━━━━━ DATA ━━━━━
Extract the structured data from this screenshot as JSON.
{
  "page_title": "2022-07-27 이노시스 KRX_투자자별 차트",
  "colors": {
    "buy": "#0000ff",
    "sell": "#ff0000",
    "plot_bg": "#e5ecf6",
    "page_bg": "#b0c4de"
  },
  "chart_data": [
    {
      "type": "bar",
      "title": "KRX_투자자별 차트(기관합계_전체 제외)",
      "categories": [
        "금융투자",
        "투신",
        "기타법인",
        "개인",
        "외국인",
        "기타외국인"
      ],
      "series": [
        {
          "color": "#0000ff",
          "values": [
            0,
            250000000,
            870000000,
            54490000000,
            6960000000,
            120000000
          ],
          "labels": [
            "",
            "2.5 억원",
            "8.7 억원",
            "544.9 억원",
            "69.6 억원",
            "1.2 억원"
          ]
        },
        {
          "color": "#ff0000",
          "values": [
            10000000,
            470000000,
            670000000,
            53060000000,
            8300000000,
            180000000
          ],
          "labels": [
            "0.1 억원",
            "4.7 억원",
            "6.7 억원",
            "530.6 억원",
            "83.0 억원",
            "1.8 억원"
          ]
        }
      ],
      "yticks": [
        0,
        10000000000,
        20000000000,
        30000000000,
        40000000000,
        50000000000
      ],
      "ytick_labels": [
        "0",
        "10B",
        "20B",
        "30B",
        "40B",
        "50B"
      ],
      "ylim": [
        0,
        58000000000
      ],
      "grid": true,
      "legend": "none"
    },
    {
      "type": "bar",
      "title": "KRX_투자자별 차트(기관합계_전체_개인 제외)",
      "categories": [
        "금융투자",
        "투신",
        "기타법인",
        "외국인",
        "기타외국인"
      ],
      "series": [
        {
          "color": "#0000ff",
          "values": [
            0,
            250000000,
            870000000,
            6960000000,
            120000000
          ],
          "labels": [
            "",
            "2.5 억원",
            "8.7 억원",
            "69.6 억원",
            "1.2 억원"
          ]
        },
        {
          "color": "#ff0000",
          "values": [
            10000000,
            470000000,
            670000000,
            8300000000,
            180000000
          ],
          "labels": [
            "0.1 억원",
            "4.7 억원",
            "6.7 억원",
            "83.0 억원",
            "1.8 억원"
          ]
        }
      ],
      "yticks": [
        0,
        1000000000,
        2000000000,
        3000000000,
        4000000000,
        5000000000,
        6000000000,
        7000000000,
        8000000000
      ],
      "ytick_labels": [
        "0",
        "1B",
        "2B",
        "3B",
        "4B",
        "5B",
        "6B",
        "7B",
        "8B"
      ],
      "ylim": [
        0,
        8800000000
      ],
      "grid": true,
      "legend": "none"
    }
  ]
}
━━━━━
## STATED EXERCISE:
Please reproduce each line exactly as written.

## RESULT OF THIS EXERCISE:
Extract the structured data from this screenshot as JSON.
{
  "page_title": "2022-07-27 이노시스 KRX_투자자별 차트",
  "colors": {
    "buy": "#0000ff",
    "sell": "#ff0000",
    "plot_bg": "#e5ecf6",
    "page_bg": "#b0c4de"
  },
  "chart_data": [
    {
      "type": "bar",
      "title": "KRX_투자자별 차트(기관합계_전체 제외)",
      "categories": [
        "금융투자",
        "투신",
        "기타법인",
        "개인",
        "외국인",
        "기타외국인"
      ],
      "series": [
        {
          "color": "#0000ff",
          "values": [
            0,
            250000000,
            870000000,
            54490000000,
            6960000000,
            120000000
          ],
          "labels": [
            "",
            "2.5 억원",
            "8.7 억원",
            "544.9 억원",
            "69.6 억원",
            "1.2 억원"
          ]
        },
        {
          "color": "#ff0000",
          "values": [
            10000000,
            470000000,
            670000000,
            53060000000,
            8300000000,
            180000000
          ],
          "labels": [
            "0.1 억원",
            "4.7 억원",
            "6.7 억원",
            "530.6 억원",
            "83.0 억원",
            "1.8 억원"
          ]
        }
      ],
      "yticks": [
        0,
        10000000000,
        20000000000,
        30000000000,
        40000000000,
        50000000000
      ],
      "ytick_labels": [
        "0",
        "10B",
        "20B",
        "30B",
        "40B",
        "50B"
      ],
      "ylim": [
        0,
        58000000000
      ],
      "grid": true,
      "legend": "none"
    },
    {
      "type": "bar",
      "title": "KRX_투자자별 차트(기관합계_전체_개인 제외)",
      "categories": [
        "금융투자",
        "투신",
        "기타법인",
        "외국인",
        "기타외국인"
      ],
      "series": [
        {
          "color": "#0000ff",
          "values": [
            0,
            250000000,
            870000000,
            6960000000,
            120000000
          ],
          "labels": [
            "",
            "2.5 억원",
            "8.7 억원",
            "69.6 억원",
            "1.2 억원"
          ]
        },
        {
          "color": "#ff0000",
          "values": [
            10000000,
            470000000,
            670000000,
            8300000000,
            180000000
          ],
          "labels": [
            "0.1 억원",
            "4.7 억원",
            "6.7 억원",
            "83.0 억원",
            "1.8 억원"
          ]
        }
      ],
      "yticks": [
        0,
        1000000000,
        2000000000,
        3000000000,
        4000000000,
        5000000000,
        6000000000,
        7000000000,
        8000000000
      ],
      "ytick_labels": [
        "0",
        "1B",
        "2B",
        "3B",
        "4B",
        "5B",
        "6B",
        "7B",
        "8B"
      ],
      "ylim": [
        0,
        8800000000
      ],
      "grid": true,
      "legend": "none"
    }
  ]
}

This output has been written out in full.